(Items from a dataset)
────────────────────
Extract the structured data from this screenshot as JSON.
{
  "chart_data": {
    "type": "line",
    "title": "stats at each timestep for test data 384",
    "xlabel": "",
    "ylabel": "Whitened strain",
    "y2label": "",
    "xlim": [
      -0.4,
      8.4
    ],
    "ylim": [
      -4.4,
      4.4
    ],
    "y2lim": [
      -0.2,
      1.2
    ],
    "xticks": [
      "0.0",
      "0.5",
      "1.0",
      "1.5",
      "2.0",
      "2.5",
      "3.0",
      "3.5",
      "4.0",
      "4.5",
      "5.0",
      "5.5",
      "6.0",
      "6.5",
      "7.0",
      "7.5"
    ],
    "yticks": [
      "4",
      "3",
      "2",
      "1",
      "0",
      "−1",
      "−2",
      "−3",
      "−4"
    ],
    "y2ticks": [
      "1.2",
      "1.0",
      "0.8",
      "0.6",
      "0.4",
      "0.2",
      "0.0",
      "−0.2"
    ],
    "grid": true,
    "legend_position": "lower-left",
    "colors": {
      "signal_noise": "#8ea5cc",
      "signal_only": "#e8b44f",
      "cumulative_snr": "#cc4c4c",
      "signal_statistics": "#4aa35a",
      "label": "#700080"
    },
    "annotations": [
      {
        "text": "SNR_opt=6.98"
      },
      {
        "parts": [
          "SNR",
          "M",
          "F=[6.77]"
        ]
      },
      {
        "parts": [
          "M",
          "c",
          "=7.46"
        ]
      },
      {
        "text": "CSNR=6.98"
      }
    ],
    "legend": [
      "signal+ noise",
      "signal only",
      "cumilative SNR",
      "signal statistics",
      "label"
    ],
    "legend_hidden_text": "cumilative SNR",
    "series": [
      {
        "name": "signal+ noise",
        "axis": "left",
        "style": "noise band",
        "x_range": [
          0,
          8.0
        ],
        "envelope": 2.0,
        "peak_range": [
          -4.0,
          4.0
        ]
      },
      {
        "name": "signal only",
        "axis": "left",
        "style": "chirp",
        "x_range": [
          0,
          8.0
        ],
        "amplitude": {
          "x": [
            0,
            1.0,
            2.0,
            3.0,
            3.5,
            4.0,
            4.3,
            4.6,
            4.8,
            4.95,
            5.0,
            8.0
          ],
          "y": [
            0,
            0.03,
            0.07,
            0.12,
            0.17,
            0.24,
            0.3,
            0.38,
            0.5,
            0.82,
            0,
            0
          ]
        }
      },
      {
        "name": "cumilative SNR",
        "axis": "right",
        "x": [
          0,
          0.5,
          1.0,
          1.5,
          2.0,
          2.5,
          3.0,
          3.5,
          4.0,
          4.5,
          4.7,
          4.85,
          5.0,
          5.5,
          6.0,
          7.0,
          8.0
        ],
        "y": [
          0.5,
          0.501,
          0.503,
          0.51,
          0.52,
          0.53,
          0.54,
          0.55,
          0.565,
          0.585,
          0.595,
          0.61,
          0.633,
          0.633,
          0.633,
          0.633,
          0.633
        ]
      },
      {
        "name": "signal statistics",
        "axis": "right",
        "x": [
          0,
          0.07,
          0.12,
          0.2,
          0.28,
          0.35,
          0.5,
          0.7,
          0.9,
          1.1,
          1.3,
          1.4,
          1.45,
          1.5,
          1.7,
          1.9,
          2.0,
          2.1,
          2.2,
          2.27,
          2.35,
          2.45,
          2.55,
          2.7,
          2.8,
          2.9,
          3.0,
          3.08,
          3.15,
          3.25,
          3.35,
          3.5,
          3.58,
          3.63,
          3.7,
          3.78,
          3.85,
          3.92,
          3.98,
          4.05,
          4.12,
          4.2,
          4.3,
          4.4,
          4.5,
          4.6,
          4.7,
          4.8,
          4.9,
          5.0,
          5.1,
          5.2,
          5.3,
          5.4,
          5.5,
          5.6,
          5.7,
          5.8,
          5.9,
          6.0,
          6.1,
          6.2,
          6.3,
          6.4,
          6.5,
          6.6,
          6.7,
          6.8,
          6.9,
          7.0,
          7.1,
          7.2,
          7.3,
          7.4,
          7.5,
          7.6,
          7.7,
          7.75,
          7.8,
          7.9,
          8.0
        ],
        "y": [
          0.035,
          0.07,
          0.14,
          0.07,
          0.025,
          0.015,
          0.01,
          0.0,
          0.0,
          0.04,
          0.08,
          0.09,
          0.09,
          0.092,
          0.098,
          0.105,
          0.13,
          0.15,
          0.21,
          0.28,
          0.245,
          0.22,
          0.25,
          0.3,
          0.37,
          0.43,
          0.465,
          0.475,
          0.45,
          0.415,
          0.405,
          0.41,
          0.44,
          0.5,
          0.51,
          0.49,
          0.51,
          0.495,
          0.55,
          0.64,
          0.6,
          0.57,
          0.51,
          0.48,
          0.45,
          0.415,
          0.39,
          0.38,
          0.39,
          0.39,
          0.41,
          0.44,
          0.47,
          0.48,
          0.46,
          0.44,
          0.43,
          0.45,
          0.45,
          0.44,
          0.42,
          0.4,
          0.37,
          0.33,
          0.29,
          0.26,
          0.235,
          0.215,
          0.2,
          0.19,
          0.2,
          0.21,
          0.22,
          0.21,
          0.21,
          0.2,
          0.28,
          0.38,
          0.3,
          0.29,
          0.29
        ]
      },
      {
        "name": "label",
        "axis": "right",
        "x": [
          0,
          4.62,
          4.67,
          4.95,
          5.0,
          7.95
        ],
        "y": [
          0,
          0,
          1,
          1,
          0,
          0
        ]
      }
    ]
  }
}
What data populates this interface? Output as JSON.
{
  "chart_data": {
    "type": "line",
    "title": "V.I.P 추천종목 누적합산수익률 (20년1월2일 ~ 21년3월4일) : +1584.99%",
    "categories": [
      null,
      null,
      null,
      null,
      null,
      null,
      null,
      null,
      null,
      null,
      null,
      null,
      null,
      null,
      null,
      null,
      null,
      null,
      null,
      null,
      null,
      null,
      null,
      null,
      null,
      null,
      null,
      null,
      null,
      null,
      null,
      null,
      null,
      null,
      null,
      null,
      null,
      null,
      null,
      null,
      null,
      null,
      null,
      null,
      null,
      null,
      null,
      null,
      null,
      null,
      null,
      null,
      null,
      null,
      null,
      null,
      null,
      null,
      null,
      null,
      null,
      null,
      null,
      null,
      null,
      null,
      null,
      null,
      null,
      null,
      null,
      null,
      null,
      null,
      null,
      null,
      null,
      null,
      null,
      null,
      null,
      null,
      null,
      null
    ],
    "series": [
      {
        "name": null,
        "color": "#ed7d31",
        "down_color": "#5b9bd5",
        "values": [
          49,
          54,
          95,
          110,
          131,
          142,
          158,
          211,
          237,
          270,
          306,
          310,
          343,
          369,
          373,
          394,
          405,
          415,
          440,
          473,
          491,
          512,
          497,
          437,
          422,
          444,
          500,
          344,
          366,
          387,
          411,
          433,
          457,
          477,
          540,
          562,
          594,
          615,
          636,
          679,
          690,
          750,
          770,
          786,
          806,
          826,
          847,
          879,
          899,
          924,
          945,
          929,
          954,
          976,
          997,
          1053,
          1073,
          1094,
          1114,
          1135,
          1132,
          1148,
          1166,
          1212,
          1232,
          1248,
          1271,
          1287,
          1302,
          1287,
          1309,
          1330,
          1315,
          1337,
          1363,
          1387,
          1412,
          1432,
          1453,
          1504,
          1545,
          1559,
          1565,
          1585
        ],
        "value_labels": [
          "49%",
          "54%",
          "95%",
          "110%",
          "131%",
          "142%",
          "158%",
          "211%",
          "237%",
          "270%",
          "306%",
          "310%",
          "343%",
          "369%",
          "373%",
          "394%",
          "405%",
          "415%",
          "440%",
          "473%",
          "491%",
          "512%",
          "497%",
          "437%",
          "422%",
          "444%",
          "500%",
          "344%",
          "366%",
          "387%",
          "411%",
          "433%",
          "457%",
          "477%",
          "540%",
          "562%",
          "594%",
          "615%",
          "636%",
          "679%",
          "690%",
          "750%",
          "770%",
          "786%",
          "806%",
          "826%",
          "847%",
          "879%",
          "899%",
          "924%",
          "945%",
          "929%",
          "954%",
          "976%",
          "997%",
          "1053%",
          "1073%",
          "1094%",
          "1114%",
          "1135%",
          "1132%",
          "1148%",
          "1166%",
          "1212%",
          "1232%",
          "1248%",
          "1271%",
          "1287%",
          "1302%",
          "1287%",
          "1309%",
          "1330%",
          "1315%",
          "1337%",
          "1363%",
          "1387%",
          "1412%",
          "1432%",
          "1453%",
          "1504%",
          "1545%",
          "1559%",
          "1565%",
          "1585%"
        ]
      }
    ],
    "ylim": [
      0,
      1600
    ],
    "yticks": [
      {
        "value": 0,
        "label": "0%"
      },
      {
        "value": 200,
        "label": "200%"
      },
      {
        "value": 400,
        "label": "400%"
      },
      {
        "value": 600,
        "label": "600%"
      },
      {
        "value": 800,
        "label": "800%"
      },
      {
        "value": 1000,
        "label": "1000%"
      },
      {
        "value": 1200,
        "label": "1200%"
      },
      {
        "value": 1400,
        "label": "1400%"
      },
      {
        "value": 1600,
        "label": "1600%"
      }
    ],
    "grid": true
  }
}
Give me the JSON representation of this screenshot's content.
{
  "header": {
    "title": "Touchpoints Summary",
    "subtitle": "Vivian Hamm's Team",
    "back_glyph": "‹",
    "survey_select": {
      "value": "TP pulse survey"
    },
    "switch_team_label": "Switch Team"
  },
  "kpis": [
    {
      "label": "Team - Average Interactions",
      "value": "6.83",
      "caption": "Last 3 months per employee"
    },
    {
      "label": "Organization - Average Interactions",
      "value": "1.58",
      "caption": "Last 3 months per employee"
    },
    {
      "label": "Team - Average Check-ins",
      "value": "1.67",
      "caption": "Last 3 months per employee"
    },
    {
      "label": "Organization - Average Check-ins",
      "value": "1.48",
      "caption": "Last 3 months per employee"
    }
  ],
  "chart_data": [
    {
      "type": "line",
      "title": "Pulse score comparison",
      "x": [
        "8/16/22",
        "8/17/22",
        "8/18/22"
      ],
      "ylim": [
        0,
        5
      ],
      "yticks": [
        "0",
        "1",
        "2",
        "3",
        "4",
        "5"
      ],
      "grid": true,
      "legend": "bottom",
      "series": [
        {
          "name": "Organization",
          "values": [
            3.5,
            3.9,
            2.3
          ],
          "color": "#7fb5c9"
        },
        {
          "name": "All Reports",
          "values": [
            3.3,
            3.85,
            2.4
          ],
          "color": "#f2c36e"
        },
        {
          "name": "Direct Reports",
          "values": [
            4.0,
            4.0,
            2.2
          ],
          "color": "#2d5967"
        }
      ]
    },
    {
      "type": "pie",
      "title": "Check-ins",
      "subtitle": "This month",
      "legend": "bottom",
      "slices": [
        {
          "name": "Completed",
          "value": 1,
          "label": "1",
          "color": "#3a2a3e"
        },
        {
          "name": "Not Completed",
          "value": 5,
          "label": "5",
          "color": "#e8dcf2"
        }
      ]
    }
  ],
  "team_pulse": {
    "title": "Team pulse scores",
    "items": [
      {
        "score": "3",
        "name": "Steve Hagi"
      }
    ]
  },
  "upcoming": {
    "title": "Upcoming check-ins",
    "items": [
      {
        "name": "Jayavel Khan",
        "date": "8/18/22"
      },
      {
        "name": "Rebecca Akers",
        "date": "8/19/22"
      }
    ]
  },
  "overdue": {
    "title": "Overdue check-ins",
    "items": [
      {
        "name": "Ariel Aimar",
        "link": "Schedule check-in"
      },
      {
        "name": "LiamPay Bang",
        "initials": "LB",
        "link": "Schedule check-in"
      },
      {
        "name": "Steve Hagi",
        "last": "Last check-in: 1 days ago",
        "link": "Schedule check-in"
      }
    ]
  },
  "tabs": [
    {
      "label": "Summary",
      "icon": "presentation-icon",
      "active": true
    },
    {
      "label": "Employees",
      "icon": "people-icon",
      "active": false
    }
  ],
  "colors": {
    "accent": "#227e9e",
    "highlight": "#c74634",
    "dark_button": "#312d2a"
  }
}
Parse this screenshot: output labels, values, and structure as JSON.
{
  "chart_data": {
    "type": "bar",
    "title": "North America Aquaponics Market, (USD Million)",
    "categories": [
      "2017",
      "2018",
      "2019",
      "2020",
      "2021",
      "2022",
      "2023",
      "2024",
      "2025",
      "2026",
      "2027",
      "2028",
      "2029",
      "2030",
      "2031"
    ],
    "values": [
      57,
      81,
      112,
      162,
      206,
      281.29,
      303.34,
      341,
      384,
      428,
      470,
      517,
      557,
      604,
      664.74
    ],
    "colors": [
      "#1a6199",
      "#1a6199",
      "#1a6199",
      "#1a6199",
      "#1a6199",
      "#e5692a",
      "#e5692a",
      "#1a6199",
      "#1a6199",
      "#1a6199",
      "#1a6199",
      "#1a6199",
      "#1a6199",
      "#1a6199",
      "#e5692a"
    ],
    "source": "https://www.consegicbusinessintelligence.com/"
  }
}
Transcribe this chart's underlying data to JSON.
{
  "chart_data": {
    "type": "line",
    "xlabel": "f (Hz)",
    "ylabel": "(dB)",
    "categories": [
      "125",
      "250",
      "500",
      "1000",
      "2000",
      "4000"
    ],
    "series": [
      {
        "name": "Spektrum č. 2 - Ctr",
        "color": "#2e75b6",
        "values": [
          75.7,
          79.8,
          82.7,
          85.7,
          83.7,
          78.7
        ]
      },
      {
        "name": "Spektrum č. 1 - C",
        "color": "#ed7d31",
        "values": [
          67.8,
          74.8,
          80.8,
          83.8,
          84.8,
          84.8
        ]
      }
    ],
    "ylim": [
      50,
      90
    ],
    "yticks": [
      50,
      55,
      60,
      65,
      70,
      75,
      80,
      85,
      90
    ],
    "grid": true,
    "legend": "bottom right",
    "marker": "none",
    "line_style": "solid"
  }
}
────────────────────
PROBLEM:
Locate "Transcribe this chart's" in the data above. Then repeat, exactly, its line and each line after it through the last, adding nothing.

TASK ANSWER:
Transcribe this chart's underlying data to JSON.
{
  "chart_data": {
    "type": "line",
    "xlabel": "f (Hz)",
    "ylabel": "(dB)",
    "categories": [
      "125",
      "250",
      "500",
      "1000",
      "2000",
      "4000"
    ],
    "series": [
      {
        "name": "Spektrum č. 2 - Ctr",
        "color": "#2e75b6",
        "values": [
          75.7,
          79.8,
          82.7,
          85.7,
          83.7,
          78.7
        ]
      },
      {
        "name": "Spektrum č. 1 - C",
        "color": "#ed7d31",
        "values": [
          67.8,
          74.8,
          80.8,
          83.8,
          84.8,
          84.8
        ]
      }
    ],
    "ylim": [
      50,
      90
    ],
    "yticks": [
      50,
      55,
      60,
      65,
      70,
      75,
      80,
      85,
      90
    ],
    "grid": true,
    "legend": "bottom right",
    "marker": "none",
    "line_style": "solid"
  }
}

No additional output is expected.